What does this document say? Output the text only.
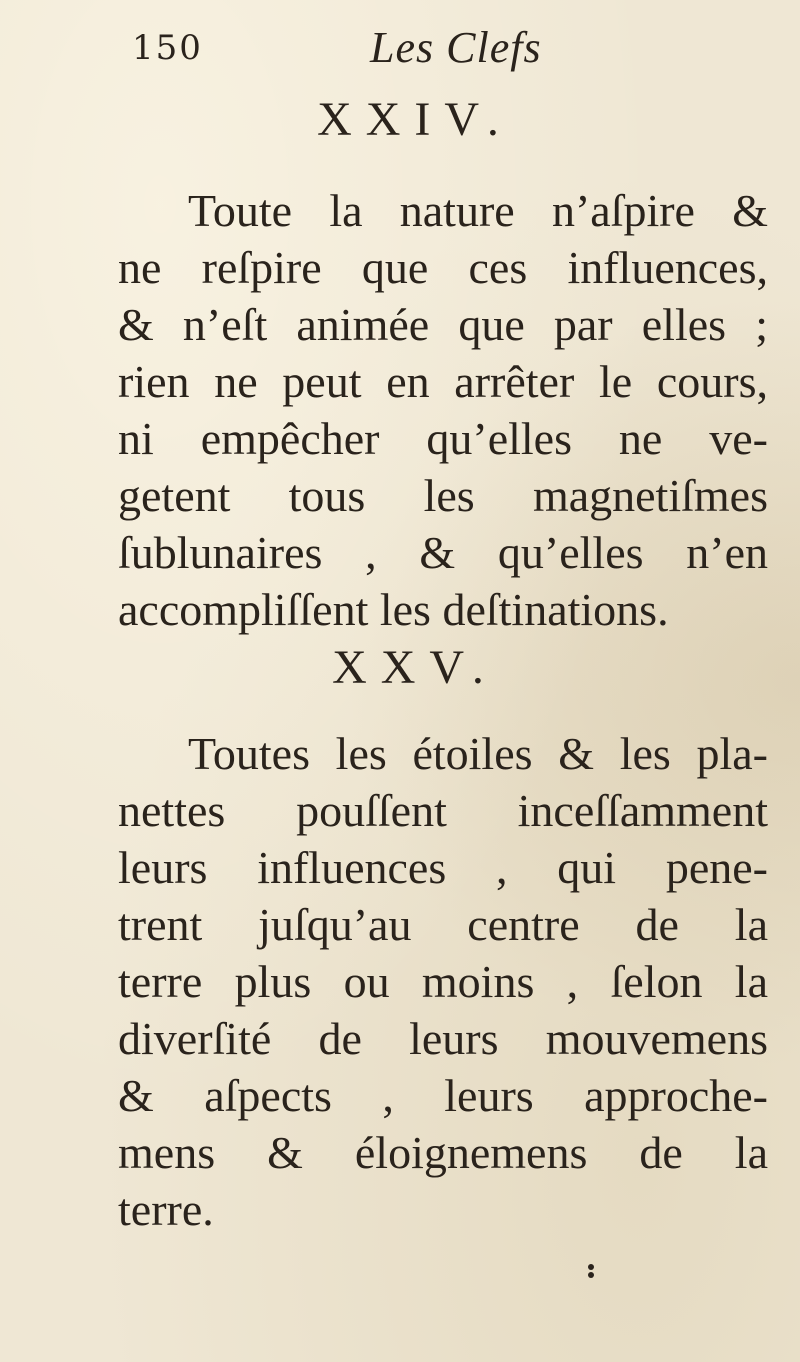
150	Les Clefs
XXIV.
Toute la nature n’aſpire &
ne reſpire que ces influences,
& n’eſt animée que par elles ;
rien ne peut en arrêter le cours,
ni empêcher qu’elles ne ve-
getent tous les magnetiſmes
ſublunaires , & qu’elles n’en
accompliſſent les deſtinations.
XXV.
Toutes les étoiles & les pla-
nettes pouſſent inceſſamment
leurs influences , qui pene-
trent juſqu’au centre de la
terre plus ou moins , ſelon la
diverſité de leurs mouvemens
& aſpects , leurs approche-
mens & éloignemens de la
terre.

• [Problem]: Pick out the lines that contain "influences" and copy them.

• [Task response]:
ne reſpire que ces influences,
leurs influences , qui pene-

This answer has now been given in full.